_GOAL_
Set down each line of the data below exactly as it stands, dropping the pictures.
* Begin *
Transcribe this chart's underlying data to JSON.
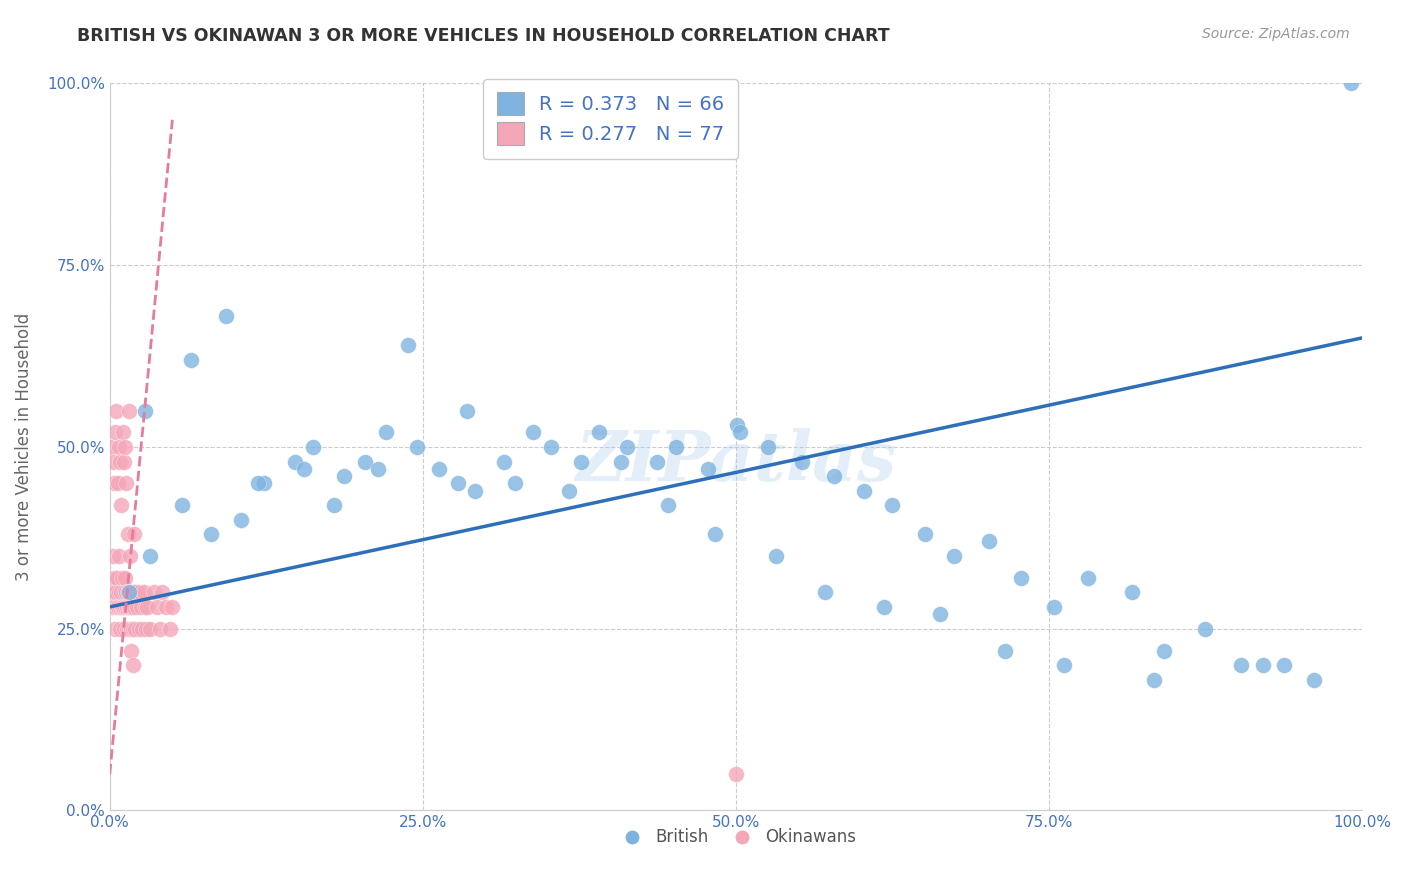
{
  "title": "BRITISH VS OKINAWAN 3 OR MORE VEHICLES IN HOUSEHOLD CORRELATION CHART",
  "source_text": "Source: ZipAtlas.com",
  "ylabel": "3 or more Vehicles in Household",
  "xlabel": "",
  "xlim": [
    0,
    100
  ],
  "ylim": [
    0,
    100
  ],
  "xticks": [
    0,
    25,
    50,
    75,
    100
  ],
  "yticks": [
    0,
    25,
    50,
    75,
    100
  ],
  "xticklabels": [
    "0.0%",
    "25.0%",
    "50.0%",
    "75.0%",
    "100.0%"
  ],
  "yticklabels": [
    "0.0%",
    "25.0%",
    "50.0%",
    "75.0%",
    "100.0%"
  ],
  "british_color": "#7eb3e0",
  "okinawan_color": "#f4a7b9",
  "british_line_color": "#2e6fba",
  "okinawan_line_color": "#e87a9a",
  "watermark": "ZIPatlas",
  "legend_british": "British",
  "legend_okinawan": "Okinawans",
  "R_british": 0.373,
  "N_british": 66,
  "R_okinawan": 0.277,
  "N_okinawan": 77,
  "british_x": [
    1.5,
    3.2,
    5.8,
    8.1,
    10.5,
    12.3,
    14.8,
    16.2,
    18.7,
    20.4,
    22.1,
    24.5,
    26.3,
    27.8,
    29.2,
    31.5,
    33.8,
    35.2,
    37.6,
    39.1,
    41.3,
    43.7,
    45.2,
    47.8,
    50.1,
    50.3,
    52.6,
    55.3,
    57.8,
    60.2,
    62.5,
    65.1,
    67.4,
    70.2,
    72.8,
    75.4,
    78.1,
    81.6,
    84.2,
    87.5,
    90.3,
    93.8,
    96.2,
    99.1,
    2.8,
    6.5,
    9.3,
    11.8,
    15.5,
    17.9,
    21.4,
    23.8,
    28.5,
    32.4,
    36.7,
    40.8,
    44.6,
    48.3,
    53.2,
    57.1,
    61.8,
    66.3,
    71.5,
    76.2,
    83.4,
    92.1
  ],
  "british_y": [
    30,
    35,
    42,
    38,
    40,
    45,
    48,
    50,
    46,
    48,
    52,
    50,
    47,
    45,
    44,
    48,
    52,
    50,
    48,
    52,
    50,
    48,
    50,
    47,
    53,
    52,
    50,
    48,
    46,
    44,
    42,
    38,
    35,
    37,
    32,
    28,
    32,
    30,
    22,
    25,
    20,
    20,
    18,
    100,
    55,
    62,
    68,
    45,
    47,
    42,
    47,
    64,
    55,
    45,
    44,
    48,
    42,
    38,
    35,
    30,
    28,
    27,
    22,
    20,
    18,
    20
  ],
  "okinawan_x": [
    0.1,
    0.15,
    0.2,
    0.25,
    0.3,
    0.35,
    0.4,
    0.45,
    0.5,
    0.55,
    0.6,
    0.65,
    0.7,
    0.75,
    0.8,
    0.85,
    0.9,
    0.95,
    1.0,
    1.05,
    1.1,
    1.15,
    1.2,
    1.25,
    1.3,
    1.35,
    1.4,
    1.45,
    1.5,
    1.55,
    1.6,
    1.65,
    1.7,
    1.75,
    1.8,
    1.85,
    1.9,
    1.95,
    2.0,
    2.1,
    2.2,
    2.3,
    2.4,
    2.5,
    2.6,
    2.7,
    2.8,
    2.9,
    3.0,
    3.2,
    3.5,
    3.8,
    4.0,
    4.2,
    4.5,
    4.8,
    5.0,
    0.12,
    0.22,
    0.32,
    0.42,
    0.52,
    0.62,
    0.72,
    0.82,
    0.92,
    1.02,
    1.12,
    1.22,
    1.32,
    1.42,
    1.52,
    1.62,
    1.72,
    1.82,
    1.92,
    50.0
  ],
  "okinawan_y": [
    28,
    32,
    30,
    35,
    28,
    30,
    32,
    25,
    30,
    28,
    32,
    28,
    30,
    35,
    28,
    25,
    30,
    28,
    32,
    28,
    30,
    25,
    32,
    28,
    30,
    28,
    25,
    30,
    28,
    25,
    30,
    28,
    25,
    30,
    28,
    25,
    30,
    28,
    25,
    30,
    28,
    25,
    30,
    28,
    25,
    30,
    28,
    25,
    28,
    25,
    30,
    28,
    25,
    30,
    28,
    25,
    28,
    50,
    48,
    45,
    52,
    55,
    45,
    50,
    48,
    42,
    52,
    48,
    50,
    45,
    38,
    55,
    35,
    22,
    20,
    38,
    5
  ],
  "brit_line_x0": 0,
  "brit_line_y0": 28,
  "brit_line_x1": 100,
  "brit_line_y1": 65,
  "okin_line_x0": 0,
  "okin_line_y0": 5,
  "okin_line_x1": 5,
  "okin_line_y1": 95
}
* End *
_REPLY_
Transcribe this chart's underlying data to JSON.
{
  "title": "BRITISH VS OKINAWAN 3 OR MORE VEHICLES IN HOUSEHOLD CORRELATION CHART",
  "source_text": "Source: ZipAtlas.com",
  "ylabel": "3 or more Vehicles in Household",
  "xlabel": "",
  "xlim": [
    0,
    100
  ],
  "ylim": [
    0,
    100
  ],
  "xticks": [
    0,
    25,
    50,
    75,
    100
  ],
  "yticks": [
    0,
    25,
    50,
    75,
    100
  ],
  "xticklabels": [
    "0.0%",
    "25.0%",
    "50.0%",
    "75.0%",
    "100.0%"
  ],
  "yticklabels": [
    "0.0%",
    "25.0%",
    "50.0%",
    "75.0%",
    "100.0%"
  ],
  "british_color": "#7eb3e0",
  "okinawan_color": "#f4a7b9",
  "british_line_color": "#2e6fba",
  "okinawan_line_color": "#e87a9a",
  "watermark": "ZIPatlas",
  "legend_british": "British",
  "legend_okinawan": "Okinawans",
  "R_british": 0.373,
  "N_british": 66,
  "R_okinawan": 0.277,
  "N_okinawan": 77,
  "british_x": [
    1.5,
    3.2,
    5.8,
    8.1,
    10.5,
    12.3,
    14.8,
    16.2,
    18.7,
    20.4,
    22.1,
    24.5,
    26.3,
    27.8,
    29.2,
    31.5,
    33.8,
    35.2,
    37.6,
    39.1,
    41.3,
    43.7,
    45.2,
    47.8,
    50.1,
    50.3,
    52.6,
    55.3,
    57.8,
    60.2,
    62.5,
    65.1,
    67.4,
    70.2,
    72.8,
    75.4,
    78.1,
    81.6,
    84.2,
    87.5,
    90.3,
    93.8,
    96.2,
    99.1,
    2.8,
    6.5,
    9.3,
    11.8,
    15.5,
    17.9,
    21.4,
    23.8,
    28.5,
    32.4,
    36.7,
    40.8,
    44.6,
    48.3,
    53.2,
    57.1,
    61.8,
    66.3,
    71.5,
    76.2,
    83.4,
    92.1
  ],
  "british_y": [
    30,
    35,
    42,
    38,
    40,
    45,
    48,
    50,
    46,
    48,
    52,
    50,
    47,
    45,
    44,
    48,
    52,
    50,
    48,
    52,
    50,
    48,
    50,
    47,
    53,
    52,
    50,
    48,
    46,
    44,
    42,
    38,
    35,
    37,
    32,
    28,
    32,
    30,
    22,
    25,
    20,
    20,
    18,
    100,
    55,
    62,
    68,
    45,
    47,
    42,
    47,
    64,
    55,
    45,
    44,
    48,
    42,
    38,
    35,
    30,
    28,
    27,
    22,
    20,
    18,
    20
  ],
  "okinawan_x": [
    0.1,
    0.15,
    0.2,
    0.25,
    0.3,
    0.35,
    0.4,
    0.45,
    0.5,
    0.55,
    0.6,
    0.65,
    0.7,
    0.75,
    0.8,
    0.85,
    0.9,
    0.95,
    1.0,
    1.05,
    1.1,
    1.15,
    1.2,
    1.25,
    1.3,
    1.35,
    1.4,
    1.45,
    1.5,
    1.55,
    1.6,
    1.65,
    1.7,
    1.75,
    1.8,
    1.85,
    1.9,
    1.95,
    2.0,
    2.1,
    2.2,
    2.3,
    2.4,
    2.5,
    2.6,
    2.7,
    2.8,
    2.9,
    3.0,
    3.2,
    3.5,
    3.8,
    4.0,
    4.2,
    4.5,
    4.8,
    5.0,
    0.12,
    0.22,
    0.32,
    0.42,
    0.52,
    0.62,
    0.72,
    0.82,
    0.92,
    1.02,
    1.12,
    1.22,
    1.32,
    1.42,
    1.52,
    1.62,
    1.72,
    1.82,
    1.92,
    50.0
  ],
  "okinawan_y": [
    28,
    32,
    30,
    35,
    28,
    30,
    32,
    25,
    30,
    28,
    32,
    28,
    30,
    35,
    28,
    25,
    30,
    28,
    32,
    28,
    30,
    25,
    32,
    28,
    30,
    28,
    25,
    30,
    28,
    25,
    30,
    28,
    25,
    30,
    28,
    25,
    30,
    28,
    25,
    30,
    28,
    25,
    30,
    28,
    25,
    30,
    28,
    25,
    28,
    25,
    30,
    28,
    25,
    30,
    28,
    25,
    28,
    50,
    48,
    45,
    52,
    55,
    45,
    50,
    48,
    42,
    52,
    48,
    50,
    45,
    38,
    55,
    35,
    22,
    20,
    38,
    5
  ],
  "brit_line_x0": 0,
  "brit_line_y0": 28,
  "brit_line_x1": 100,
  "brit_line_y1": 65,
  "okin_line_x0": 0,
  "okin_line_y0": 5,
  "okin_line_x1": 5,
  "okin_line_y1": 95
}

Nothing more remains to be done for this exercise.